[A run of records]
·····

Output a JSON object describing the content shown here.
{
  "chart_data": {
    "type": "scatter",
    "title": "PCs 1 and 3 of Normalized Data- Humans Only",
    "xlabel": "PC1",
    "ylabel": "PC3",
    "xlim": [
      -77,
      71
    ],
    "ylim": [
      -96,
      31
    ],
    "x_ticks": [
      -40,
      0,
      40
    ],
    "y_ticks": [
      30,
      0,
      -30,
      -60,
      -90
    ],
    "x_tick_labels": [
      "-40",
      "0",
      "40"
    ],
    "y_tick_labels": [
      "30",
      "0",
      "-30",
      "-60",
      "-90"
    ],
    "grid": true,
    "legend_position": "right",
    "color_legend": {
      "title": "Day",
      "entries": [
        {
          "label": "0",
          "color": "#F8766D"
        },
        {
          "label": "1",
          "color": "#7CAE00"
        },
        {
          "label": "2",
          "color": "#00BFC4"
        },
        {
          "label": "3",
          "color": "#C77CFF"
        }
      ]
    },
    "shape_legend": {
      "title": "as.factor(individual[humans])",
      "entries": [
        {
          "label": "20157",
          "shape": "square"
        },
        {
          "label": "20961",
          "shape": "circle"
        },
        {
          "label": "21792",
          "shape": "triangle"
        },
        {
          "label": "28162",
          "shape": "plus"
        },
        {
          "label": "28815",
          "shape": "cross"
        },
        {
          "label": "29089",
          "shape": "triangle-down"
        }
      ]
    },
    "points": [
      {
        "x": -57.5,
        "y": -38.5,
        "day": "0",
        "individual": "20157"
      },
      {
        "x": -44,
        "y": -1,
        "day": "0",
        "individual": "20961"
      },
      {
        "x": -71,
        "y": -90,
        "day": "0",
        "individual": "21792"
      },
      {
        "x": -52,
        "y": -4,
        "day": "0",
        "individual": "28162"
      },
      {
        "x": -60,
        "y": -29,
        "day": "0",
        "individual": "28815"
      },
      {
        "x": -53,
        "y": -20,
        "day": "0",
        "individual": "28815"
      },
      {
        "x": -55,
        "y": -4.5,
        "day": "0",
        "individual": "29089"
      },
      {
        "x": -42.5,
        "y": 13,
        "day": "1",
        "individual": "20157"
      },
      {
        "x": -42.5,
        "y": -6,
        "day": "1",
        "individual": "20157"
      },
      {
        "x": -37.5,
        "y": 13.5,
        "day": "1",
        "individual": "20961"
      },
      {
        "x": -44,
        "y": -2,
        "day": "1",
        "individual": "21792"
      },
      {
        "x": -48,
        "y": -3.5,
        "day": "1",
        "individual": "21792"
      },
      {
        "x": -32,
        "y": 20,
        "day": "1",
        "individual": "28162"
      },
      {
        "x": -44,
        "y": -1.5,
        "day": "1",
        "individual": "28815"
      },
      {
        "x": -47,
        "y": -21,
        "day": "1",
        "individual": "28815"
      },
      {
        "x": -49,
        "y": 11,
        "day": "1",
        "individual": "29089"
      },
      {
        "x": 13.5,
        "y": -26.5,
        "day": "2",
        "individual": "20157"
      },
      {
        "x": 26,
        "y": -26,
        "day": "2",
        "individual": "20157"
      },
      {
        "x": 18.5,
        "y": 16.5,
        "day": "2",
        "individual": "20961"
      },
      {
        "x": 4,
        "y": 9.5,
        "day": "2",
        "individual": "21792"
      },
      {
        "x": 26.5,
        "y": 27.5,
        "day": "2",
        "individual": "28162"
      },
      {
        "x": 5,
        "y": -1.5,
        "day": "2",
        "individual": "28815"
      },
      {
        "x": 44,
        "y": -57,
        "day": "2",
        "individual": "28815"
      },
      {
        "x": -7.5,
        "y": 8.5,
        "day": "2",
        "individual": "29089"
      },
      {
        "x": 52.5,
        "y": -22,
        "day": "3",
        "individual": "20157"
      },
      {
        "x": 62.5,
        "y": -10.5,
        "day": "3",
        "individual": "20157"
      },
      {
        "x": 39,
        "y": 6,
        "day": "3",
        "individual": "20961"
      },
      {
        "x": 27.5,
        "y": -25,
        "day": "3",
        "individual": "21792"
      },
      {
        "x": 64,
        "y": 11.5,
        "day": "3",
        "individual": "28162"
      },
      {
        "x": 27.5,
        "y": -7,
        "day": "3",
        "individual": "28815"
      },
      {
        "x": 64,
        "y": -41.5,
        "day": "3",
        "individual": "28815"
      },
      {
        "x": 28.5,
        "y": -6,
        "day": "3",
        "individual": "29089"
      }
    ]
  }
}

·····

### WHAT THE TASK ASKS
Search the records for the word "title", then list every line that has it.

### WORKED SOLUTION
    "title": "PCs 1 and 3 of Normalized Data- Humans Only",
      "title": "Day",
      "title": "as.factor(individual[humans])",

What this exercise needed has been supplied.